**Task statement:** Show all lines from the listing below that contain "halted".

**Exercise data:**
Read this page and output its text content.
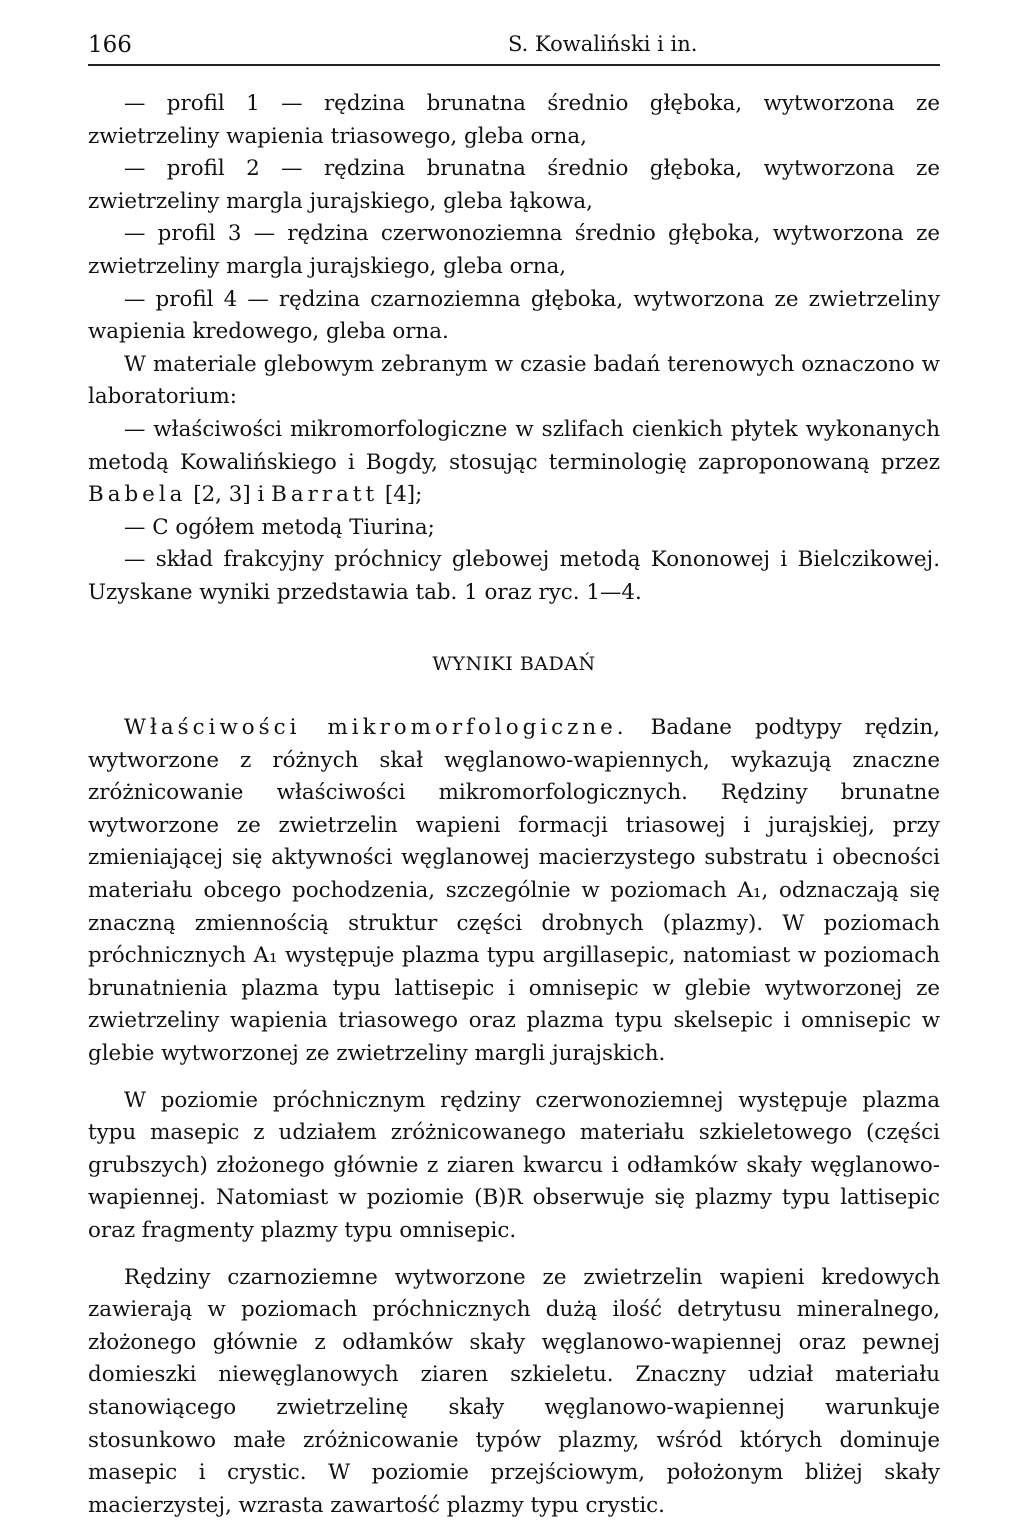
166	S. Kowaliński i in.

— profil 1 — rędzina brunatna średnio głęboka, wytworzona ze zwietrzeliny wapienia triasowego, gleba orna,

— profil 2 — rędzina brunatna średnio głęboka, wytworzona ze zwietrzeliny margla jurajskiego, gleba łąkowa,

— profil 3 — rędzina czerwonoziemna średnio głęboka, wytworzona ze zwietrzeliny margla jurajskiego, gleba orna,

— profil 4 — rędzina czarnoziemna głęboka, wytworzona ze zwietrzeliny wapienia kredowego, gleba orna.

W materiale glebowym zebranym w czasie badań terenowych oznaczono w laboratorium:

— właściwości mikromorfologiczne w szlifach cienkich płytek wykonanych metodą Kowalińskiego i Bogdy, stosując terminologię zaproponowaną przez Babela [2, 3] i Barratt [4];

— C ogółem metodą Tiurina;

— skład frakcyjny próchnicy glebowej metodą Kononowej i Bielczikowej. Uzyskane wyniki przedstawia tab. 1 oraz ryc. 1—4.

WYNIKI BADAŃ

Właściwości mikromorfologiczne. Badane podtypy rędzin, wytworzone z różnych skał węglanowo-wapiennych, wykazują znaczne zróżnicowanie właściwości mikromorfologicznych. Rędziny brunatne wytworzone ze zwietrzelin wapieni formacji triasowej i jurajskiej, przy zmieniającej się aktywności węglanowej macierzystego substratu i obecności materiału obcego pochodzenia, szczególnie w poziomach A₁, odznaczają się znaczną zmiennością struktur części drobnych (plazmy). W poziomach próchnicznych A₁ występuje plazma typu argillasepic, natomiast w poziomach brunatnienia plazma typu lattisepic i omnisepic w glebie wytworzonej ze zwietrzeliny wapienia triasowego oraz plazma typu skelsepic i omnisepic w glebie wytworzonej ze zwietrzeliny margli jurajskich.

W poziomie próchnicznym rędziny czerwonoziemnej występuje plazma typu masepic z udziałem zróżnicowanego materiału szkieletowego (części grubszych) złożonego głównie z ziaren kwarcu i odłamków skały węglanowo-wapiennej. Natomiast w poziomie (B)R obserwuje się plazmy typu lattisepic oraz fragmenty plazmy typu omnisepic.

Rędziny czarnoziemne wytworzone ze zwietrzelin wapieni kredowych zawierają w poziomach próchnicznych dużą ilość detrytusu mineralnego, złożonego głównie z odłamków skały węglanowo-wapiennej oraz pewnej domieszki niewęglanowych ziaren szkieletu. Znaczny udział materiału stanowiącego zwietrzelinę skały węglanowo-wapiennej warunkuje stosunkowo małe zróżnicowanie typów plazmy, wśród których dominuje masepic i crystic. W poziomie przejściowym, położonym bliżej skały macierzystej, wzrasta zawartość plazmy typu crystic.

...

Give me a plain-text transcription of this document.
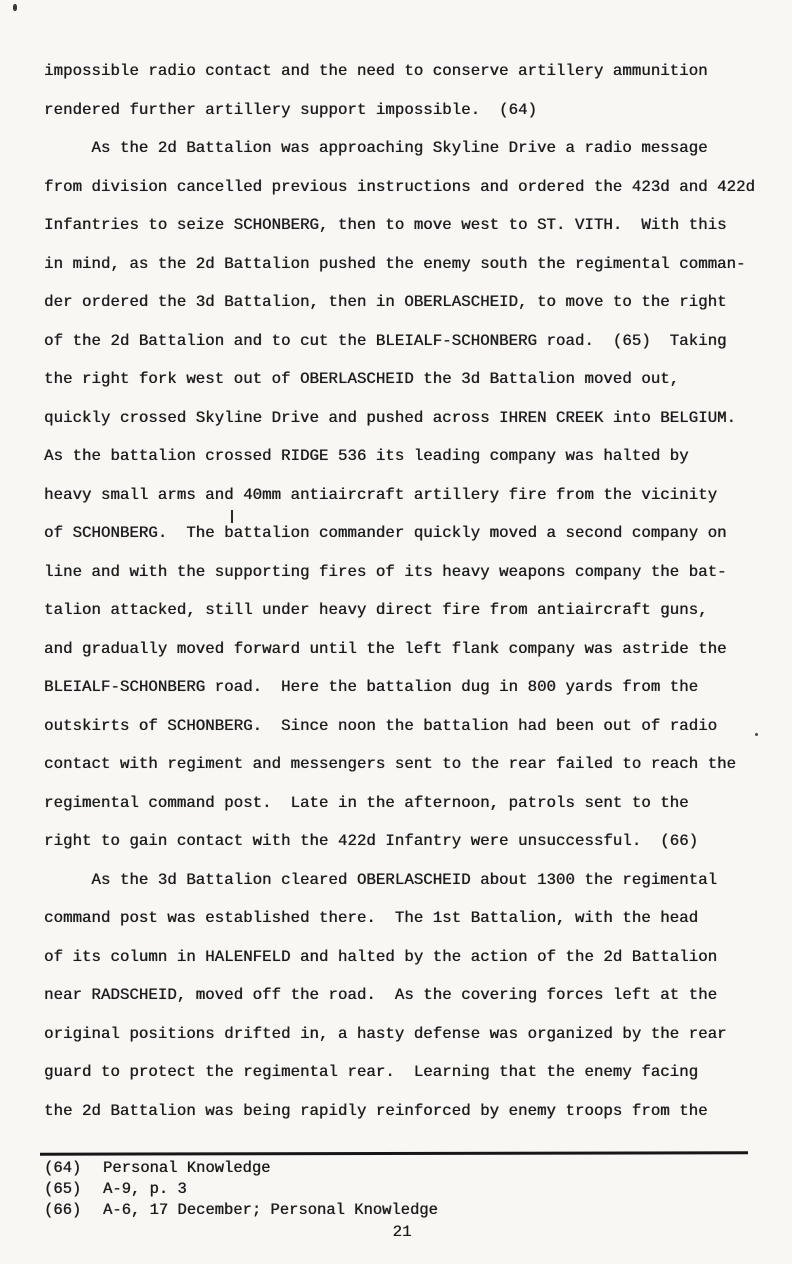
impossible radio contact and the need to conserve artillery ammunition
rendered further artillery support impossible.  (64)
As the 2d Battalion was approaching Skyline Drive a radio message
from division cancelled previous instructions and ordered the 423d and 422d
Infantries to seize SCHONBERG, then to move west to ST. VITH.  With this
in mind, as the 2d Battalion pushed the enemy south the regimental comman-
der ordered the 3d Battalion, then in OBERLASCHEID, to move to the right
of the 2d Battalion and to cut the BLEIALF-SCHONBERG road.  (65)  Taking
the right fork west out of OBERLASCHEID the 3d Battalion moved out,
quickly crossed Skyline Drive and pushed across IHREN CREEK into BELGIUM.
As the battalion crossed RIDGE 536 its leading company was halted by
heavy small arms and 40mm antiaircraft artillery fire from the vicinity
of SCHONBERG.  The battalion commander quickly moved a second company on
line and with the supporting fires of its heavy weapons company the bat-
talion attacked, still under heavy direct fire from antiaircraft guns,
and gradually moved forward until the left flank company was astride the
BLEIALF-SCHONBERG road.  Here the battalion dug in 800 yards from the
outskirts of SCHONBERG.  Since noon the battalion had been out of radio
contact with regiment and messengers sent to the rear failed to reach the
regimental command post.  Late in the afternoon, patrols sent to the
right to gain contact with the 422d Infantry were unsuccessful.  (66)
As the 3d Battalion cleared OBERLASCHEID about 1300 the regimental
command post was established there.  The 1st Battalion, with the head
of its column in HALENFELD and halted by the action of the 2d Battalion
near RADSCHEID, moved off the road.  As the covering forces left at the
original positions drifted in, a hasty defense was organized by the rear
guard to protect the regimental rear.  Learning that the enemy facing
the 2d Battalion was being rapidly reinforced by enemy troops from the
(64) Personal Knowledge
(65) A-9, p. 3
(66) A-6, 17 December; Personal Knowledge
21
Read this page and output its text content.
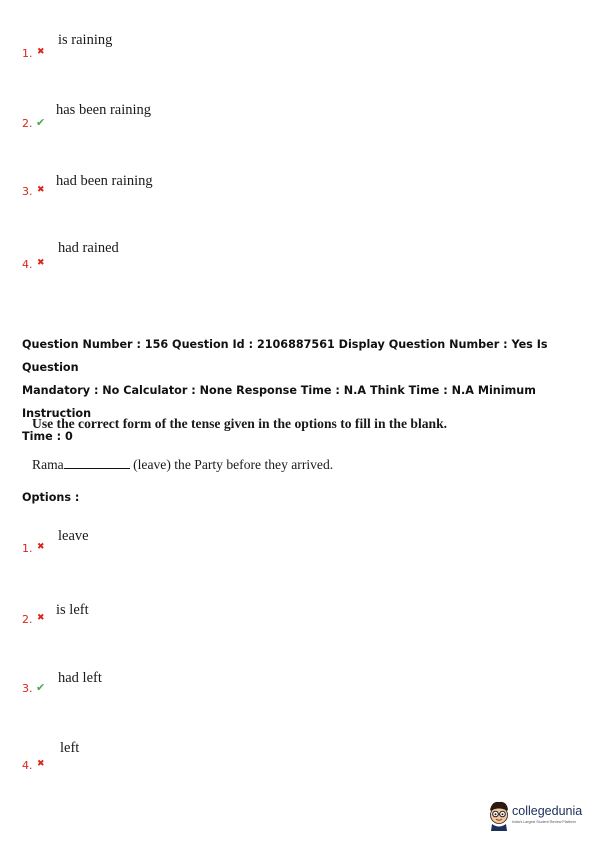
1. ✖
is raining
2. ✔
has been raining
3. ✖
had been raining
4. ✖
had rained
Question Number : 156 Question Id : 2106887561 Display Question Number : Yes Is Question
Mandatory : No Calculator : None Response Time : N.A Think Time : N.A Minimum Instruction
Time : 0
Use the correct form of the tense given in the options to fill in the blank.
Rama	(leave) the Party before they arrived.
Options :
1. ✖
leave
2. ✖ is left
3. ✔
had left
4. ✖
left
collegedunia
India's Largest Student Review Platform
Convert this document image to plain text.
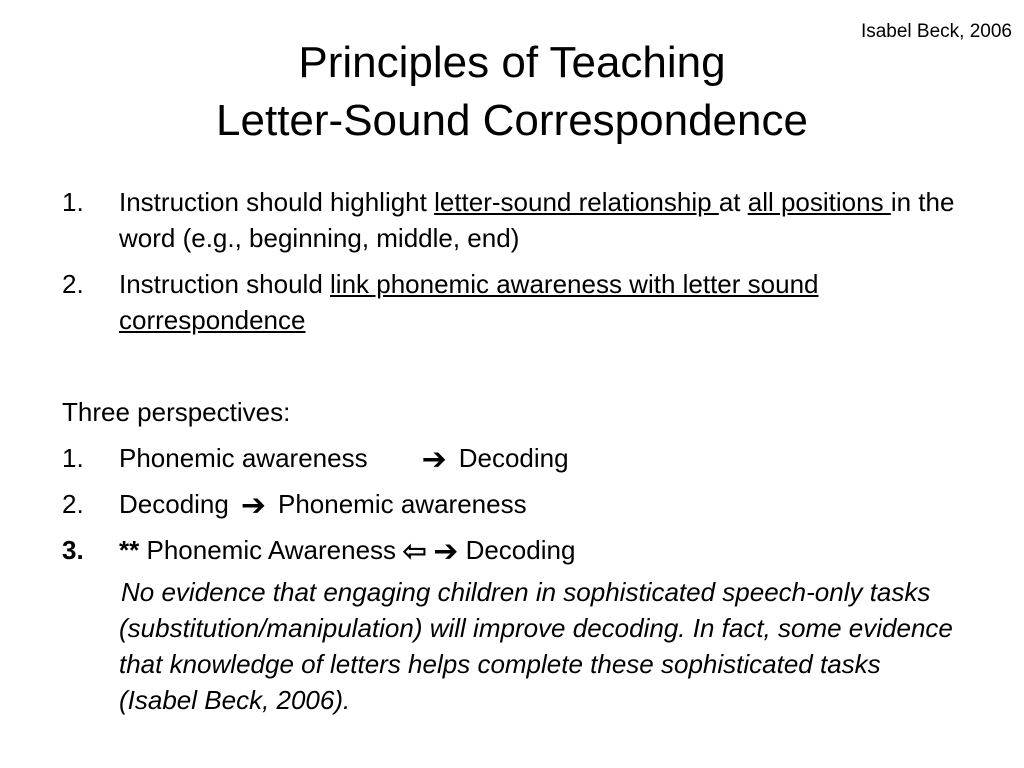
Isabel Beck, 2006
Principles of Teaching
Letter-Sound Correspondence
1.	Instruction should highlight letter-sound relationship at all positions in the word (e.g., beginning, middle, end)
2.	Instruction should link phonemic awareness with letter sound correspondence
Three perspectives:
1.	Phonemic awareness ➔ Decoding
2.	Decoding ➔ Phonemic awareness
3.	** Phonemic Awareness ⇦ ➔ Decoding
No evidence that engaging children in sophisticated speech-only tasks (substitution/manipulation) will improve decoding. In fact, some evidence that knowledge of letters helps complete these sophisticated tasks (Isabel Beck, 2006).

**Final result:**
As the battalion crossed RIDGE 536 its leading company was halted by
of its column in HALENFELD and halted by the action of the 2d Battalion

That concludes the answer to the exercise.